To do »
Pull out every line with the word "transferred" from the entries below.

Entries provided »
==*==

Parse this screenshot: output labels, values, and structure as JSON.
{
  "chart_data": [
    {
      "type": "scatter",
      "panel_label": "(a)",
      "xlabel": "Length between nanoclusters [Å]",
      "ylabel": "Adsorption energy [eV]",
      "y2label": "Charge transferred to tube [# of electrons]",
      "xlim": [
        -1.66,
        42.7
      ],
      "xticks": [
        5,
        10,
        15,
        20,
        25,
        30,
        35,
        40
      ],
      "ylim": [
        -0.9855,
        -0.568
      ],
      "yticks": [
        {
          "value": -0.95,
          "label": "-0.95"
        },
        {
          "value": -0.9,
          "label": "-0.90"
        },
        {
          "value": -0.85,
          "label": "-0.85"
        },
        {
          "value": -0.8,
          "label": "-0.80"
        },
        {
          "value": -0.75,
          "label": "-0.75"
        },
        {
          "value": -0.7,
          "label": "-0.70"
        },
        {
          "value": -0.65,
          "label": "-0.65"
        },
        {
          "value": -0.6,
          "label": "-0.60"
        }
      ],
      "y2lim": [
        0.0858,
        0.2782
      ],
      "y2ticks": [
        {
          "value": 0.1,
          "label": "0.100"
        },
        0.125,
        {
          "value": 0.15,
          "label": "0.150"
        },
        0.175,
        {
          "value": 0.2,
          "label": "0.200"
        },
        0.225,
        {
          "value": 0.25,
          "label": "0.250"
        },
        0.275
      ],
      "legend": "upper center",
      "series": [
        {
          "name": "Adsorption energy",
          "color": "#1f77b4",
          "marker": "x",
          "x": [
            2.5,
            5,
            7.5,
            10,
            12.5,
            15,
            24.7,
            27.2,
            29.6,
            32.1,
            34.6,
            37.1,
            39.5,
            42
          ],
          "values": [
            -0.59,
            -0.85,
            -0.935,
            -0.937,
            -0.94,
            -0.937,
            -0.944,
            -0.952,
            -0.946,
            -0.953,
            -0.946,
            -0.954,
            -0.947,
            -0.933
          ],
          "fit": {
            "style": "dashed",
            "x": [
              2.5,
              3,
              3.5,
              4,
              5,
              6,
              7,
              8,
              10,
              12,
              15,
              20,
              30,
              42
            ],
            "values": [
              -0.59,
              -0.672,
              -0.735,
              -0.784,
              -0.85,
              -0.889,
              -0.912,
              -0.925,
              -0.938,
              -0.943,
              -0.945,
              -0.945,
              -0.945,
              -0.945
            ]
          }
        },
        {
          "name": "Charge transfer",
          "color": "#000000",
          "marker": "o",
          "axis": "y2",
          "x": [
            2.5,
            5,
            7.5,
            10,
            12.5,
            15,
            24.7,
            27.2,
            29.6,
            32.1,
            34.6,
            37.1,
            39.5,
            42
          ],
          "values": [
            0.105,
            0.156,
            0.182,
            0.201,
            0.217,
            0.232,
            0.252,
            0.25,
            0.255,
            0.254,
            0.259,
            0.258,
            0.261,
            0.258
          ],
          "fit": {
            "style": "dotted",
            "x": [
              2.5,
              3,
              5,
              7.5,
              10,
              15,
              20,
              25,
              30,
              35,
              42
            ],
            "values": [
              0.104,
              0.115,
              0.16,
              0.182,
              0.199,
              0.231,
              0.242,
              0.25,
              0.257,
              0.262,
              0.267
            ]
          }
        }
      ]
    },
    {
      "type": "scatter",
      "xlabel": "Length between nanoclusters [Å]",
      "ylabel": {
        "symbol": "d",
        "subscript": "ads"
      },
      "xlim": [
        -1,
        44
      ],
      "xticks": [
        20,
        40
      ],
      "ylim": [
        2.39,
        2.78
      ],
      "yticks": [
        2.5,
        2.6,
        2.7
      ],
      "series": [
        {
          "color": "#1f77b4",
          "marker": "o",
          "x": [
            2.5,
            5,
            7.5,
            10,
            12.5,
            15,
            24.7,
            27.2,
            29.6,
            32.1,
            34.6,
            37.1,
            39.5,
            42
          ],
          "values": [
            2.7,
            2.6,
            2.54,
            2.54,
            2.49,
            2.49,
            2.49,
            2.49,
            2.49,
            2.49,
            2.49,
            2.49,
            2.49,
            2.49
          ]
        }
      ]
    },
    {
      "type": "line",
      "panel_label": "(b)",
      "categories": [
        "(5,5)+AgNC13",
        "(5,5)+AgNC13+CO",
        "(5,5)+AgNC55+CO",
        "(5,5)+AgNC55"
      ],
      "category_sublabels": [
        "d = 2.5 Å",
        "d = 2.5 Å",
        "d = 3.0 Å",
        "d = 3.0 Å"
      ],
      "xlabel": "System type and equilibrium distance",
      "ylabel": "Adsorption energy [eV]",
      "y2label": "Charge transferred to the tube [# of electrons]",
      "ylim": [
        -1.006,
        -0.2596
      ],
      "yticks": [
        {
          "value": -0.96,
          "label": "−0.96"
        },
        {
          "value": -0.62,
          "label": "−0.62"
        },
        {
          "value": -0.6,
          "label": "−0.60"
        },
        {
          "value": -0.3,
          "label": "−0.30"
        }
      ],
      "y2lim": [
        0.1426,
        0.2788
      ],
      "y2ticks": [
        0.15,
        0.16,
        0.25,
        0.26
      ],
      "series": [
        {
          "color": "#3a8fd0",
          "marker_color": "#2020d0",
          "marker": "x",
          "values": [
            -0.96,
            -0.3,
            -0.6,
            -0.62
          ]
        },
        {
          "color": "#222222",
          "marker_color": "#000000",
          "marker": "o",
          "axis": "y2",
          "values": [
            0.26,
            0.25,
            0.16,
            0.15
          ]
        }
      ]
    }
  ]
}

==*==

Solution for this exercise »
      "y2label": "Charge transferred to tube [# of electrons]",
      "y2label": "Charge transferred to the tube [# of electrons]",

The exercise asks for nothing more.